Request: Each record below is to be reproduced without any change.

Dataset entries on figures:
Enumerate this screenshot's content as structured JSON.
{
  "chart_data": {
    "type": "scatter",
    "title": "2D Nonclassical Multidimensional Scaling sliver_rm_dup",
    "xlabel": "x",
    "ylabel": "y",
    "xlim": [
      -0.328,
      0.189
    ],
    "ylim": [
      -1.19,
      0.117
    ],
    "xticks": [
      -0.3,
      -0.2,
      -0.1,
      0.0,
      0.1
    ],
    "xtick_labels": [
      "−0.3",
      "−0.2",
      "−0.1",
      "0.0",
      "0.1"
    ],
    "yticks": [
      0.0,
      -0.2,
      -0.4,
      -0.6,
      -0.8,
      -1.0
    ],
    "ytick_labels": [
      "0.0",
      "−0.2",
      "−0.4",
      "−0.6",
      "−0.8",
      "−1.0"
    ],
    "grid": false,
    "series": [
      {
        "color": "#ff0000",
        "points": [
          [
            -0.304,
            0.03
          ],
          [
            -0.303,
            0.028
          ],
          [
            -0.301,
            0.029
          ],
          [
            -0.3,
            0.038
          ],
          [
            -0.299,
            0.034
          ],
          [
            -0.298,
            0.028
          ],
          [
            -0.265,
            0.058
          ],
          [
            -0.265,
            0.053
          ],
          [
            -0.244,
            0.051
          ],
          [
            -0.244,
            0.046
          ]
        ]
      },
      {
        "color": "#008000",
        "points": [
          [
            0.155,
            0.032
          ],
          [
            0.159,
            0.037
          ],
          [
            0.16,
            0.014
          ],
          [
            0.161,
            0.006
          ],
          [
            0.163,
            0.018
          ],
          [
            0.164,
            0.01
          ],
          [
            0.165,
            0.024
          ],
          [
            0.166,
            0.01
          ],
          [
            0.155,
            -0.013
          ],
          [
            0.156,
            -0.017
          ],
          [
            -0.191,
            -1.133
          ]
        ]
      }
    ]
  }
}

Exercise solution:
Enumerate this screenshot's content as structured JSON.
{
  "chart_data": {
    "type": "scatter",
    "title": "2D Nonclassical Multidimensional Scaling sliver_rm_dup",
    "xlabel": "x",
    "ylabel": "y",
    "xlim": [
      -0.328,
      0.189
    ],
    "ylim": [
      -1.19,
      0.117
    ],
    "xticks": [
      -0.3,
      -0.2,
      -0.1,
      0.0,
      0.1
    ],
    "xtick_labels": [
      "−0.3",
      "−0.2",
      "−0.1",
      "0.0",
      "0.1"
    ],
    "yticks": [
      0.0,
      -0.2,
      -0.4,
      -0.6,
      -0.8,
      -1.0
    ],
    "ytick_labels": [
      "0.0",
      "−0.2",
      "−0.4",
      "−0.6",
      "−0.8",
      "−1.0"
    ],
    "grid": false,
    "series": [
      {
        "color": "#ff0000",
        "points": [
          [
            -0.304,
            0.03
          ],
          [
            -0.303,
            0.028
          ],
          [
            -0.301,
            0.029
          ],
          [
            -0.3,
            0.038
          ],
          [
            -0.299,
            0.034
          ],
          [
            -0.298,
            0.028
          ],
          [
            -0.265,
            0.058
          ],
          [
            -0.265,
            0.053
          ],
          [
            -0.244,
            0.051
          ],
          [
            -0.244,
            0.046
          ]
        ]
      },
      {
        "color": "#008000",
        "points": [
          [
            0.155,
            0.032
          ],
          [
            0.159,
            0.037
          ],
          [
            0.16,
            0.014
          ],
          [
            0.161,
            0.006
          ],
          [
            0.163,
            0.018
          ],
          [
            0.164,
            0.01
          ],
          [
            0.165,
            0.024
          ],
          [
            0.166,
            0.01
          ],
          [
            0.155,
            -0.013
          ],
          [
            0.156,
            -0.017
          ],
          [
            -0.191,
            -1.133
          ]
        ]
      }
    ]
  }
}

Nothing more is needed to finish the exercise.